**Task brief:** Using the entries that follow, state how many lines contain the word "Engedélyezett". The response is that number and nothing more.

--- Stored records ---

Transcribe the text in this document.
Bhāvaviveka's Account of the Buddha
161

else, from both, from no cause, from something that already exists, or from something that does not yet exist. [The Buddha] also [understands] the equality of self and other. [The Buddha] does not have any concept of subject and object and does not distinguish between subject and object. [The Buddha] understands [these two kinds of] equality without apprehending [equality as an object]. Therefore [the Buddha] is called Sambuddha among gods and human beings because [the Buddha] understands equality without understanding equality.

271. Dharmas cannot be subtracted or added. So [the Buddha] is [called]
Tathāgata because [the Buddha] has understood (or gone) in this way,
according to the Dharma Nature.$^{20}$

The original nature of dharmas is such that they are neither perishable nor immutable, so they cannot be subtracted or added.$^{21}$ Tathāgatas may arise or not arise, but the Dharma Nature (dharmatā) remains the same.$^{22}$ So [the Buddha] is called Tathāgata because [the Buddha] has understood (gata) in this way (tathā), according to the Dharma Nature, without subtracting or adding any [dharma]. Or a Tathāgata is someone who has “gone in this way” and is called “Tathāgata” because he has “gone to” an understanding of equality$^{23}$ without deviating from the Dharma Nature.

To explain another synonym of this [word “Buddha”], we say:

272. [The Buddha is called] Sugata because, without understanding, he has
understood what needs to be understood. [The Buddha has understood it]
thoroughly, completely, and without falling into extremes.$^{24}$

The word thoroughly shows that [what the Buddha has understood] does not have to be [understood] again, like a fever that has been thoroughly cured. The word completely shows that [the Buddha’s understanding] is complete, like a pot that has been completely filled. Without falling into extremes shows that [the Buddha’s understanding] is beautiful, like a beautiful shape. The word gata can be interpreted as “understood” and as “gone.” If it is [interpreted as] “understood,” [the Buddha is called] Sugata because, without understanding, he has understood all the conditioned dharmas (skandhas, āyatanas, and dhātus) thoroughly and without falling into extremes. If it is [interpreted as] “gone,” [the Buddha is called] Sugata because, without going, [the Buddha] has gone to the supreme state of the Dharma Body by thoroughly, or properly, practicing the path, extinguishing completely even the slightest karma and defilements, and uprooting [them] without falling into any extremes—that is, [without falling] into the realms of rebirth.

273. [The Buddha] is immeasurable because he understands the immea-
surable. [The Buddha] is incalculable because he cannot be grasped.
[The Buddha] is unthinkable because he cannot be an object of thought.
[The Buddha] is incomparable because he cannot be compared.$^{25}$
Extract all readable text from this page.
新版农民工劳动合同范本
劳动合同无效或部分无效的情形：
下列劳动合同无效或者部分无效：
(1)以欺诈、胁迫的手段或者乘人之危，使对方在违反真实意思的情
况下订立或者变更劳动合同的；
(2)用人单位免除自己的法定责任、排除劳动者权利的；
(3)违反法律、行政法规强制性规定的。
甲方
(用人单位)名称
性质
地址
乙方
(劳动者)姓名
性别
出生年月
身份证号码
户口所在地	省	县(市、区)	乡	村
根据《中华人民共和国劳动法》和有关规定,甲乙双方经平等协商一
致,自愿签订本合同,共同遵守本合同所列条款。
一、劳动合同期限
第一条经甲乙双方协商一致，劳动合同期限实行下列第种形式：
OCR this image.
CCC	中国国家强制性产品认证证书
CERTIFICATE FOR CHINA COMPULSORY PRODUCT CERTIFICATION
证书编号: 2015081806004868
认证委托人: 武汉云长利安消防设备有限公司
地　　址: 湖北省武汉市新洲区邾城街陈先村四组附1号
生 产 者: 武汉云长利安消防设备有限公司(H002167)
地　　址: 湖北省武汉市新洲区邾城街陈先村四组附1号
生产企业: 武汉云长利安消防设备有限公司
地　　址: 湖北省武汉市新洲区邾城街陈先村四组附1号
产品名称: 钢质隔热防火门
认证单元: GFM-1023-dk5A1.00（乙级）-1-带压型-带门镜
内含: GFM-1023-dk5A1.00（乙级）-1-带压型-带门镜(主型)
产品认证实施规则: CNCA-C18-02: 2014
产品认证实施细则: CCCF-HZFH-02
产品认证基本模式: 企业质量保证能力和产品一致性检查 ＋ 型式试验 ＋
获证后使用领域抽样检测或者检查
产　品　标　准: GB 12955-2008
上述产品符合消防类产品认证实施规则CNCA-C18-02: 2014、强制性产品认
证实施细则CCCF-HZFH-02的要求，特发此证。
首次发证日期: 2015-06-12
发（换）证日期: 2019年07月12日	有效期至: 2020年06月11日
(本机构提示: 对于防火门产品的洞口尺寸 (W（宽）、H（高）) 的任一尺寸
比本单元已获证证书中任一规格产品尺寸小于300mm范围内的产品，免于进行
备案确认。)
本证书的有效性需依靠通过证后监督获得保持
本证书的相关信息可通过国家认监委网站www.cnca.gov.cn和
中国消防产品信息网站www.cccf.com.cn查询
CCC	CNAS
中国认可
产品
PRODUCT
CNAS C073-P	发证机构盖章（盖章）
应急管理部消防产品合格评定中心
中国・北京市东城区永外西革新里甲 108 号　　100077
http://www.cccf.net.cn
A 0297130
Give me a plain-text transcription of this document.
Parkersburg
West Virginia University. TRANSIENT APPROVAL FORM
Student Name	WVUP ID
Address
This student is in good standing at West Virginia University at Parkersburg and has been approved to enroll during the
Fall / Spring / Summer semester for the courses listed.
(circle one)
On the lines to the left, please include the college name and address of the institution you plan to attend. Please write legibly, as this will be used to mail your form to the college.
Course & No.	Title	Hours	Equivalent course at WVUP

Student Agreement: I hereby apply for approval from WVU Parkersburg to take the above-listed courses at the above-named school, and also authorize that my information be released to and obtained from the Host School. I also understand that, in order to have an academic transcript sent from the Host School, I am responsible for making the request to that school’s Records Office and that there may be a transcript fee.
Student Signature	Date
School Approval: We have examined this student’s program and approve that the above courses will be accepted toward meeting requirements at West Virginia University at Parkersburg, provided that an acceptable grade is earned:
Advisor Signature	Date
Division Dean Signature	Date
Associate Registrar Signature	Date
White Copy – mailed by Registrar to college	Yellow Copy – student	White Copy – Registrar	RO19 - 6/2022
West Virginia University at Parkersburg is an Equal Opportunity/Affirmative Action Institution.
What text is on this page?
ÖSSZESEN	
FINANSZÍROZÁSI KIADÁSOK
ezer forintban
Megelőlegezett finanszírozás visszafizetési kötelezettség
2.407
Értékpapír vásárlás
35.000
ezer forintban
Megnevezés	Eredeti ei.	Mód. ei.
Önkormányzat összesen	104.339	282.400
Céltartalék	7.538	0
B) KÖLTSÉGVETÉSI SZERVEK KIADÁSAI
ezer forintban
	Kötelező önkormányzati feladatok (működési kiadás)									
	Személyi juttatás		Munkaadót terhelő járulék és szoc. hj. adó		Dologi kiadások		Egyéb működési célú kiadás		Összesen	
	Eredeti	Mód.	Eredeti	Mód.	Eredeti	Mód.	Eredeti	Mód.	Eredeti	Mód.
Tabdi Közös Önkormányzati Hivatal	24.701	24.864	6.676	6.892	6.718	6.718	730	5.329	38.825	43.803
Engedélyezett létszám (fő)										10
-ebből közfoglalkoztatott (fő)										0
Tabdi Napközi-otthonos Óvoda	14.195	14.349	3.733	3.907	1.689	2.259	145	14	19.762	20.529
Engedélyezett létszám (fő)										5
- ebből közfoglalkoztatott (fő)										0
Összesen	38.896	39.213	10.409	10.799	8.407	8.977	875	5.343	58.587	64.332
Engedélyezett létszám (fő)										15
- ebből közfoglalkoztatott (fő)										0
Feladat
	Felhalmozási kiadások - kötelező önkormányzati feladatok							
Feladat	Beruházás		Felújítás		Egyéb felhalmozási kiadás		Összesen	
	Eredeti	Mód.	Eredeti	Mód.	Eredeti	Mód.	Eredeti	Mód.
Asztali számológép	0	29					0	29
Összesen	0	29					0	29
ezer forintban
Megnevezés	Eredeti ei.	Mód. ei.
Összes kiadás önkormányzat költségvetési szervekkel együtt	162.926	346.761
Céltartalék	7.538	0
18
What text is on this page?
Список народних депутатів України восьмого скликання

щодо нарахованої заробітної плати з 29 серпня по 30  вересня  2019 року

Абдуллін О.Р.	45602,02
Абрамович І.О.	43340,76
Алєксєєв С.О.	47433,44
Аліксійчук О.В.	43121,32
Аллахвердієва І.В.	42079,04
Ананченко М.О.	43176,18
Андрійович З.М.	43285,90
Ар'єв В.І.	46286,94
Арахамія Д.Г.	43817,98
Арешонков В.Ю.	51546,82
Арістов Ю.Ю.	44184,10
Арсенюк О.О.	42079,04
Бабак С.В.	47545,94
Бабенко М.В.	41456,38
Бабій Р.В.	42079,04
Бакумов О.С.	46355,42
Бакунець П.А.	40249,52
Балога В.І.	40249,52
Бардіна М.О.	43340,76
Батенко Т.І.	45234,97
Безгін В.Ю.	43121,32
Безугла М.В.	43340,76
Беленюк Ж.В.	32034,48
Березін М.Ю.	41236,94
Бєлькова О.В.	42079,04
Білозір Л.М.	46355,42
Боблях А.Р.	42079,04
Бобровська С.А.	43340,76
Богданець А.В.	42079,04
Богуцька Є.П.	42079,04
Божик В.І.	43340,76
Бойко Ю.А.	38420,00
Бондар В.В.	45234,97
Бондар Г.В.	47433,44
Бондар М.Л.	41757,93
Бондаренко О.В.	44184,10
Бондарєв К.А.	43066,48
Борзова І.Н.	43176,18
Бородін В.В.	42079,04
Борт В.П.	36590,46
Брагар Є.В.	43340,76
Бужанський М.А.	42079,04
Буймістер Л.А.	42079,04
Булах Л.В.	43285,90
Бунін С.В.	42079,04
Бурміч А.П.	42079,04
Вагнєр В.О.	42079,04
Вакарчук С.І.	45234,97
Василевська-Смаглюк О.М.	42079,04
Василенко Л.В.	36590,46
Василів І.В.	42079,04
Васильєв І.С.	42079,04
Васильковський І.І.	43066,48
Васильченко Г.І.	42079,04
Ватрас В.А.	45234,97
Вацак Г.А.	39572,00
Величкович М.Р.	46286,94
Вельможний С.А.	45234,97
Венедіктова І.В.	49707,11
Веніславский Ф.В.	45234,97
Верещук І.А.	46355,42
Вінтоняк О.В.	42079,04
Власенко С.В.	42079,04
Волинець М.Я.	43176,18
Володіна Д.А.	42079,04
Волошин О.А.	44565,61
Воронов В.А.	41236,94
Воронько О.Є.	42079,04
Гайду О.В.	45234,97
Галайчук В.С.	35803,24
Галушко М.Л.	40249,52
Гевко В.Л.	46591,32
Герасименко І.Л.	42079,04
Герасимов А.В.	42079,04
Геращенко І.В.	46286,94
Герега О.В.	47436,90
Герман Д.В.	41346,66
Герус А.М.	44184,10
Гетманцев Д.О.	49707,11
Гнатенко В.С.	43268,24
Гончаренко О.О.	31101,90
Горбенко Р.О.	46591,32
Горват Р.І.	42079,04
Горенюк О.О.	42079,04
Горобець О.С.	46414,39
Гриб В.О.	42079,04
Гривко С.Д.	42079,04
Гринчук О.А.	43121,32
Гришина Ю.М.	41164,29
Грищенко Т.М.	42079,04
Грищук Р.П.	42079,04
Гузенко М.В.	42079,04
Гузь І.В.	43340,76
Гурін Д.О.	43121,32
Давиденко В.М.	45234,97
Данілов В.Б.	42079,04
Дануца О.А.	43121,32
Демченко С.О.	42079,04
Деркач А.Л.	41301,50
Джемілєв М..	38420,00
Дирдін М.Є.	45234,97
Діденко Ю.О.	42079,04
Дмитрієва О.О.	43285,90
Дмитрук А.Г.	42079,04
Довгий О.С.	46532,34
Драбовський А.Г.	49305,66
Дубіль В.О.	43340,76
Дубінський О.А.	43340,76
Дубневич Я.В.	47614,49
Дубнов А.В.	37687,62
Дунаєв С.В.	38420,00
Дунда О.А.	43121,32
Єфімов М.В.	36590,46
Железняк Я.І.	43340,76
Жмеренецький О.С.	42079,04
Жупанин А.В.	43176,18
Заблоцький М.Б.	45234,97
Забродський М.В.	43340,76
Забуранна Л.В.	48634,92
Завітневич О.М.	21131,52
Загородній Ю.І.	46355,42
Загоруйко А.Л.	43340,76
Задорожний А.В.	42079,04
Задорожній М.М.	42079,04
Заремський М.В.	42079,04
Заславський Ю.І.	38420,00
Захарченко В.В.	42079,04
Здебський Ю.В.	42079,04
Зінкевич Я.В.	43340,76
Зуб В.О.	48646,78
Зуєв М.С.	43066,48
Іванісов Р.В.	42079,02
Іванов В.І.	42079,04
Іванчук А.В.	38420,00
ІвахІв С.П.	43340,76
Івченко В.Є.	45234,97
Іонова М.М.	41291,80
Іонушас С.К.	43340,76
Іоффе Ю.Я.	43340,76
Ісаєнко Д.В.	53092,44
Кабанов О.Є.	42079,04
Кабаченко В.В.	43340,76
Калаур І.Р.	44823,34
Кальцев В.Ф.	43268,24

---

**Correct answer:** 3